:: Task directions ::
Only a number is wanted: how many lines of the entries include the string "didik"?
========
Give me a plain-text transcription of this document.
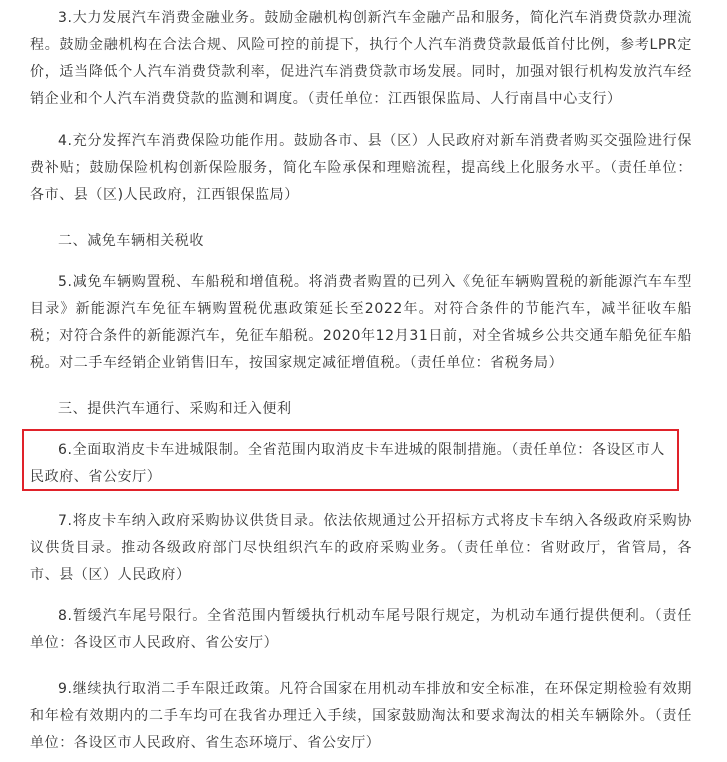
3.大力发展汽车消费金融业务。鼓励金融机构创新汽车金融产品和服务，简化汽车消费贷款办理流程。鼓励金融机构在合法合规、风险可控的前提下，执行个人汽车消费贷款最低首付比例，参考LPR定价，适当降低个人汽车消费贷款利率，促进汽车消费贷款市场发展。同时，加强对银行机构发放汽车经销企业和个人汽车消费贷款的监测和调度。（责任单位：江西银保监局、人行南昌中心支行）

4.充分发挥汽车消费保险功能作用。鼓励各市、县（区）人民政府对新车消费者购买交强险进行保费补贴；鼓励保险机构创新保险服务，简化车险承保和理赔流程，提高线上化服务水平。（责任单位：各市、县（区)人民政府，江西银保监局）

二、减免车辆相关税收

5.减免车辆购置税、车船税和增值税。将消费者购置的已列入《免征车辆购置税的新能源汽车车型目录》新能源汽车免征车辆购置税优惠政策延长至2022年。对符合条件的节能汽车，减半征收车船税；对符合条件的新能源汽车，免征车船税。2020年12月31日前，对全省城乡公共交通车船免征车船税。对二手车经销企业销售旧车，按国家规定减征增值税。（责任单位：省税务局）

三、提供汽车通行、采购和迁入便利

6.全面取消皮卡车进城限制。全省范围内取消皮卡车进城的限制措施。（责任单位：各设区市人民政府、省公安厅）

7.将皮卡车纳入政府采购协议供货目录。依法依规通过公开招标方式将皮卡车纳入各级政府采购协议供货目录。推动各级政府部门尽快组织汽车的政府采购业务。（责任单位：省财政厅，省管局，各市、县（区）人民政府）

8.暂缓汽车尾号限行。全省范围内暂缓执行机动车尾号限行规定，为机动车通行提供便利。（责任单位：各设区市人民政府、省公安厅）

9.继续执行取消二手车限迁政策。凡符合国家在用机动车排放和安全标准，在环保定期检验有效期和年检有效期内的二手车均可在我省办理迁入手续，国家鼓励淘汰和要求淘汰的相关车辆除外。（责任单位：各设区市人民政府、省生态环境厅、省公安厅）
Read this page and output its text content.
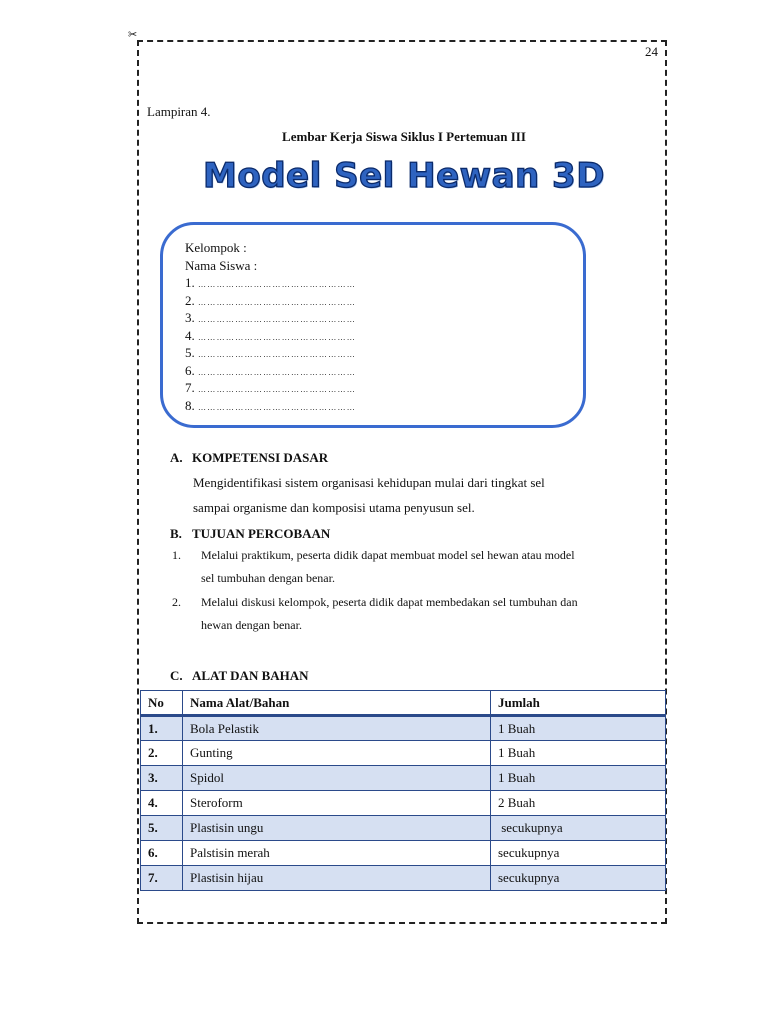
✂
24
Lampiran 4.
Lembar Kerja Siswa Siklus I Pertemuan III
Model Sel Hewan 3D
Kelompok :
Nama Siswa :
1. ……………………………………………
2. ……………………………………………
3. ……………………………………………
4. ……………………………………………
5. ……………………………………………
6. ……………………………………………
7. ……………………………………………
8. ……………………………………………
A. KOMPETENSI DASAR
Mengidentifikasi sistem organisasi kehidupan mulai dari tingkat sel
sampai organisme dan komposisi utama penyusun sel.
B. TUJUAN PERCOBAAN
1. Melalui praktikum, peserta didik dapat membuat model sel hewan atau model
sel tumbuhan dengan benar.
2. Melalui diskusi kelompok, peserta didik dapat membedakan sel tumbuhan dan
hewan dengan benar.
C. ALAT DAN BAHAN
No	Nama Alat/Bahan	Jumlah
1.	Bola Pelastik	1 Buah
2.	Gunting	1 Buah
3.	Spidol	1 Buah
4.	Steroform	2 Buah
5.	Plastisin ungu	secukupnya
6.	Palstisin merah	secukupnya
7.	Plastisin hijau	secukupnya
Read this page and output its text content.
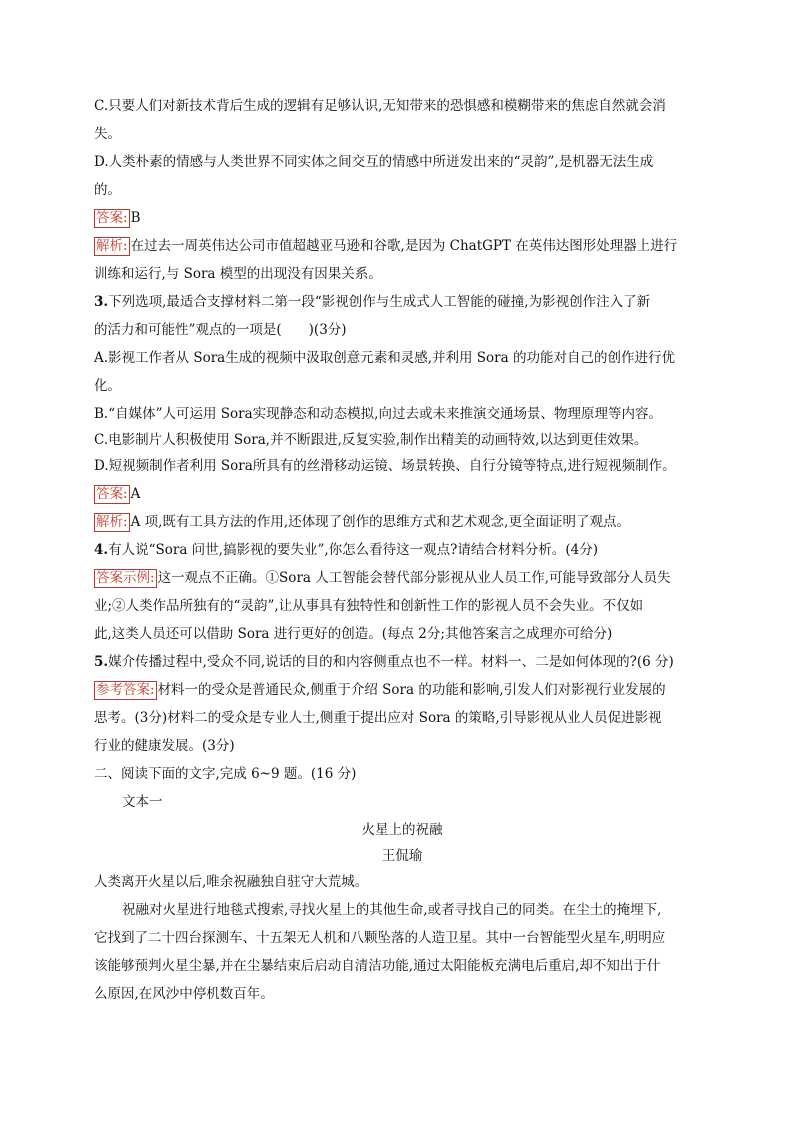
C.只要人们对新技术背后生成的逻辑有足够认识,无知带来的恐惧感和模糊带来的焦虑自然就会消
失。
D.人类朴素的情感与人类世界不同实体之间交互的情感中所迸发出来的“灵韵”,是机器无法生成
的。
答案: B
解析: 在过去一周英伟达公司市值超越亚马逊和谷歌,是因为 ChatGPT 在英伟达图形处理器上进行
训练和运行,与 Sora 模型的出现没有因果关系。
3.下列选项,最适合支撑材料二第一段“影视创作与生成式人工智能的碰撞,为影视创作注入了新
的活力和可能性”观点的一项是(　　)(3分)
A.影视工作者从 Sora生成的视频中汲取创意元素和灵感,并利用 Sora 的功能对自己的创作进行优
化。
B.“自媒体”人可运用 Sora实现静态和动态模拟,向过去或未来推演交通场景、物理原理等内容。
C.电影制片人积极使用 Sora,并不断跟进,反复实验,制作出精美的动画特效,以达到更佳效果。
D.短视频制作者利用 Sora所具有的丝滑移动运镜、场景转换、自行分镜等特点,进行短视频制作。
答案: A
解析: A 项,既有工具方法的作用,还体现了创作的思维方式和艺术观念,更全面证明了观点。
4.有人说“Sora 问世,搞影视的要失业”,你怎么看待这一观点?请结合材料分析。(4分)
答案示例: 这一观点不正确。①Sora 人工智能会替代部分影视从业人员工作,可能导致部分人员失
业;②人类作品所独有的“灵韵”,让从事具有独特性和创新性工作的影视人员不会失业。不仅如
此,这类人员还可以借助 Sora 进行更好的创造。(每点 2分;其他答案言之成理亦可给分)
5.媒介传播过程中,受众不同,说话的目的和内容侧重点也不一样。材料一、二是如何体现的?(6 分)
参考答案: 材料一的受众是普通民众,侧重于介绍 Sora 的功能和影响,引发人们对影视行业发展的
思考。(3分)材料二的受众是专业人士,侧重于提出应对 Sora 的策略,引导影视从业人员促进影视
行业的健康发展。(3分)
二、阅读下面的文字,完成 6~9 题。(16 分)
文本一
火星上的祝融
王侃瑜
人类离开火星以后,唯余祝融独自驻守大荒城。
祝融对火星进行地毯式搜索,寻找火星上的其他生命,或者寻找自己的同类。在尘土的掩埋下,
它找到了二十四台探测车、十五架无人机和八颗坠落的人造卫星。其中一台智能型火星车,明明应
该能够预判火星尘暴,并在尘暴结束后启动自清洁功能,通过太阳能板充满电后重启,却不知出于什
么原因,在风沙中停机数百年。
========
:: Response to this task ::
2